>> begin

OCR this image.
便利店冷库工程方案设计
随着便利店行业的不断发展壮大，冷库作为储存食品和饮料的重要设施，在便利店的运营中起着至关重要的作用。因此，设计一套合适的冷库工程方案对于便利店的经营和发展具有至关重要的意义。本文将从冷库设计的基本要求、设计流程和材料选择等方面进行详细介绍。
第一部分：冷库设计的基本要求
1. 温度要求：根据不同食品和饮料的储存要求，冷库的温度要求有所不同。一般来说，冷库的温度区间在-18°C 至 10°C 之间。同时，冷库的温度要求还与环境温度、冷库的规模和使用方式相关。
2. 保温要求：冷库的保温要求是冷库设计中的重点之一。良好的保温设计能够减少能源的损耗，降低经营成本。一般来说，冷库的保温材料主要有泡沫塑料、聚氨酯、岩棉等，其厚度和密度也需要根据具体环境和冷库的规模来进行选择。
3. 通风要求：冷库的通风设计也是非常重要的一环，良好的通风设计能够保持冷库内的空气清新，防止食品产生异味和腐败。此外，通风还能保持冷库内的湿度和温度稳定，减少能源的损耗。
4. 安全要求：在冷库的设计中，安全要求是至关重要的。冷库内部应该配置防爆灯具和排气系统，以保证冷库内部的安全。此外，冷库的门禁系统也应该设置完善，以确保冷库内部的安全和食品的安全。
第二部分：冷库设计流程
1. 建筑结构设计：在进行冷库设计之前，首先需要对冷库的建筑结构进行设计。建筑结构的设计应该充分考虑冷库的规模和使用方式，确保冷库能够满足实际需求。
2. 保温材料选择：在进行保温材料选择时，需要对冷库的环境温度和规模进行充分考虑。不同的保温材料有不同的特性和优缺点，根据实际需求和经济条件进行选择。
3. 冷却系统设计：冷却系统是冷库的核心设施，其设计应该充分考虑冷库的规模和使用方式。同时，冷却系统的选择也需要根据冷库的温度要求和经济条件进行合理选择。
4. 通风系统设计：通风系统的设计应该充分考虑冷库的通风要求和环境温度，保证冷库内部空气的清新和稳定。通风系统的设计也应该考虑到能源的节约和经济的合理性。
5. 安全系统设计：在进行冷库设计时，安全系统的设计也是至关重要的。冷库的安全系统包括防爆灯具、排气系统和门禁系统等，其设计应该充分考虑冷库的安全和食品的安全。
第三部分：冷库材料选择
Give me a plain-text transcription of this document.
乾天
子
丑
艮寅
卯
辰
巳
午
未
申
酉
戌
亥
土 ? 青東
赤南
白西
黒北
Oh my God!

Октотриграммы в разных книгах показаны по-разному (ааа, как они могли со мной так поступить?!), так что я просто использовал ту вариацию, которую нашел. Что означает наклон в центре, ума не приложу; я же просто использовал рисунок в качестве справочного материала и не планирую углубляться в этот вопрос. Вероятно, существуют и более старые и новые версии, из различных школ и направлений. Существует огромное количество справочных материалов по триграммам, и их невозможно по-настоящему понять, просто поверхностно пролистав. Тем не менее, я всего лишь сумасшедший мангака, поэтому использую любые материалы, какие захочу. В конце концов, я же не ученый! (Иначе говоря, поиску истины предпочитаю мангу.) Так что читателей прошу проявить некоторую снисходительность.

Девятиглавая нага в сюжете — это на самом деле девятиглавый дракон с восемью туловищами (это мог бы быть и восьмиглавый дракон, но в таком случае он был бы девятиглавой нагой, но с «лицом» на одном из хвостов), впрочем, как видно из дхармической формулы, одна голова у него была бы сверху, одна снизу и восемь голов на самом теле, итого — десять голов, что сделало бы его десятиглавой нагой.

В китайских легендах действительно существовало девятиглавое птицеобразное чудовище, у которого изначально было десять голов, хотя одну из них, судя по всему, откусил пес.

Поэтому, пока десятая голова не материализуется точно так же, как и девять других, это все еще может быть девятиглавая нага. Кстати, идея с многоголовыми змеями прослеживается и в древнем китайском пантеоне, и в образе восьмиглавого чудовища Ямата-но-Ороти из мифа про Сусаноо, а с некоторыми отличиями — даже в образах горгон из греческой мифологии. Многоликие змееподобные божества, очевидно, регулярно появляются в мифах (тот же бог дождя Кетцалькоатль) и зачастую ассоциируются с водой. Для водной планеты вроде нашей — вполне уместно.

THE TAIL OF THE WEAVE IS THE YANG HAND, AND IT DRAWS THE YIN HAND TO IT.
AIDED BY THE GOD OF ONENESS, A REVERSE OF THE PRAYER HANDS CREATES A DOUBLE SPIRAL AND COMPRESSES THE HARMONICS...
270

>> end

* _What is expected_: Write out each line of the data that holds the string "this".

* _Task answer_:
OCR this image.
Give me a plain-text transcription of this document.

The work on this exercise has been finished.